§ SHORT TASK
Retype the material in full, keeping every word the same.

§ GIVEN DATA
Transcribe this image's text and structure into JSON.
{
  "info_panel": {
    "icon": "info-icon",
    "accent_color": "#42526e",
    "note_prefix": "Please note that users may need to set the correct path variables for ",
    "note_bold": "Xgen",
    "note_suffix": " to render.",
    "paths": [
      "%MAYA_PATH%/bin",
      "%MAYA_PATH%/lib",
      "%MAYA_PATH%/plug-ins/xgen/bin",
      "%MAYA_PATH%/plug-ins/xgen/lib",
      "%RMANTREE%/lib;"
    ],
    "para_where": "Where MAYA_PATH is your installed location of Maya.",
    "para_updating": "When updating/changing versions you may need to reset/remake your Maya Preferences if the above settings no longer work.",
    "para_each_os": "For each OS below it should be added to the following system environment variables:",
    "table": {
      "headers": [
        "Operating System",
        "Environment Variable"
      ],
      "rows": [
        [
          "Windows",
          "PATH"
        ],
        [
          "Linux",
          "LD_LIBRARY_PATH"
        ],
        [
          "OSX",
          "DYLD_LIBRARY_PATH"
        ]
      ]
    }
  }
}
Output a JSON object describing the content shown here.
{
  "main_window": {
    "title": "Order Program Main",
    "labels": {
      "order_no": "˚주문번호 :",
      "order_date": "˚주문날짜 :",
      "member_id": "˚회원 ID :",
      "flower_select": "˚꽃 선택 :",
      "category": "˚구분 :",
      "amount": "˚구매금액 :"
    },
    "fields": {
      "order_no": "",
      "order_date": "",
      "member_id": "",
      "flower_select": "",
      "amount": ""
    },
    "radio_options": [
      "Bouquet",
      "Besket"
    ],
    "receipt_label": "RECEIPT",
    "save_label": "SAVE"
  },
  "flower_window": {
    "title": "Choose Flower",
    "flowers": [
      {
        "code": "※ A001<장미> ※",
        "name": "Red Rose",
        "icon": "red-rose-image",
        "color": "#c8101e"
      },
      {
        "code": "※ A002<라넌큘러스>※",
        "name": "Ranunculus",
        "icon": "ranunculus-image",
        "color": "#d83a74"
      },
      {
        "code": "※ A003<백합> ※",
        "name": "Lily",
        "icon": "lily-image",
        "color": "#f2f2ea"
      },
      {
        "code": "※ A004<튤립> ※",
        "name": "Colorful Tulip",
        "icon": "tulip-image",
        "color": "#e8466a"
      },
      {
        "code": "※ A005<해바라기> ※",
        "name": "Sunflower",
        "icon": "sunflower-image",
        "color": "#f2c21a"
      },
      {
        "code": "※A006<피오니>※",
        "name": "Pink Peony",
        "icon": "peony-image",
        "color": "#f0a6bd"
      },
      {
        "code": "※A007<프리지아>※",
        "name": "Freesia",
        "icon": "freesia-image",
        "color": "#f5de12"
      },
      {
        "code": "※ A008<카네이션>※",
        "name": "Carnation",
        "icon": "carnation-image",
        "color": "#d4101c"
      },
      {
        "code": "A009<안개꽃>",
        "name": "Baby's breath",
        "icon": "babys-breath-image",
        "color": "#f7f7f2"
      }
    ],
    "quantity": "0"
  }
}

§ SOLVED PROBLEM
Transcribe this image's text and structure into JSON.
{
  "info_panel": {
    "icon": "info-icon",
    "accent_color": "#42526e",
    "note_prefix": "Please note that users may need to set the correct path variables for ",
    "note_bold": "Xgen",
    "note_suffix": " to render.",
    "paths": [
      "%MAYA_PATH%/bin",
      "%MAYA_PATH%/lib",
      "%MAYA_PATH%/plug-ins/xgen/bin",
      "%MAYA_PATH%/plug-ins/xgen/lib",
      "%RMANTREE%/lib;"
    ],
    "para_where": "Where MAYA_PATH is your installed location of Maya.",
    "para_updating": "When updating/changing versions you may need to reset/remake your Maya Preferences if the above settings no longer work.",
    "para_each_os": "For each OS below it should be added to the following system environment variables:",
    "table": {
      "headers": [
        "Operating System",
        "Environment Variable"
      ],
      "rows": [
        [
          "Windows",
          "PATH"
        ],
        [
          "Linux",
          "LD_LIBRARY_PATH"
        ],
        [
          "OSX",
          "DYLD_LIBRARY_PATH"
        ]
      ]
    }
  }
}
Output a JSON object describing the content shown here.
{
  "main_window": {
    "title": "Order Program Main",
    "labels": {
      "order_no": "˚주문번호 :",
      "order_date": "˚주문날짜 :",
      "member_id": "˚회원 ID :",
      "flower_select": "˚꽃 선택 :",
      "category": "˚구분 :",
      "amount": "˚구매금액 :"
    },
    "fields": {
      "order_no": "",
      "order_date": "",
      "member_id": "",
      "flower_select": "",
      "amount": ""
    },
    "radio_options": [
      "Bouquet",
      "Besket"
    ],
    "receipt_label": "RECEIPT",
    "save_label": "SAVE"
  },
  "flower_window": {
    "title": "Choose Flower",
    "flowers": [
      {
        "code": "※ A001<장미> ※",
        "name": "Red Rose",
        "icon": "red-rose-image",
        "color": "#c8101e"
      },
      {
        "code": "※ A002<라넌큘러스>※",
        "name": "Ranunculus",
        "icon": "ranunculus-image",
        "color": "#d83a74"
      },
      {
        "code": "※ A003<백합> ※",
        "name": "Lily",
        "icon": "lily-image",
        "color": "#f2f2ea"
      },
      {
        "code": "※ A004<튤립> ※",
        "name": "Colorful Tulip",
        "icon": "tulip-image",
        "color": "#e8466a"
      },
      {
        "code": "※ A005<해바라기> ※",
        "name": "Sunflower",
        "icon": "sunflower-image",
        "color": "#f2c21a"
      },
      {
        "code": "※A006<피오니>※",
        "name": "Pink Peony",
        "icon": "peony-image",
        "color": "#f0a6bd"
      },
      {
        "code": "※A007<프리지아>※",
        "name": "Freesia",
        "icon": "freesia-image",
        "color": "#f5de12"
      },
      {
        "code": "※ A008<카네이션>※",
        "name": "Carnation",
        "icon": "carnation-image",
        "color": "#d4101c"
      },
      {
        "code": "A009<안개꽃>",
        "name": "Baby's breath",
        "icon": "babys-breath-image",
        "color": "#f7f7f2"
      }
    ],
    "quantity": "0"
  }
}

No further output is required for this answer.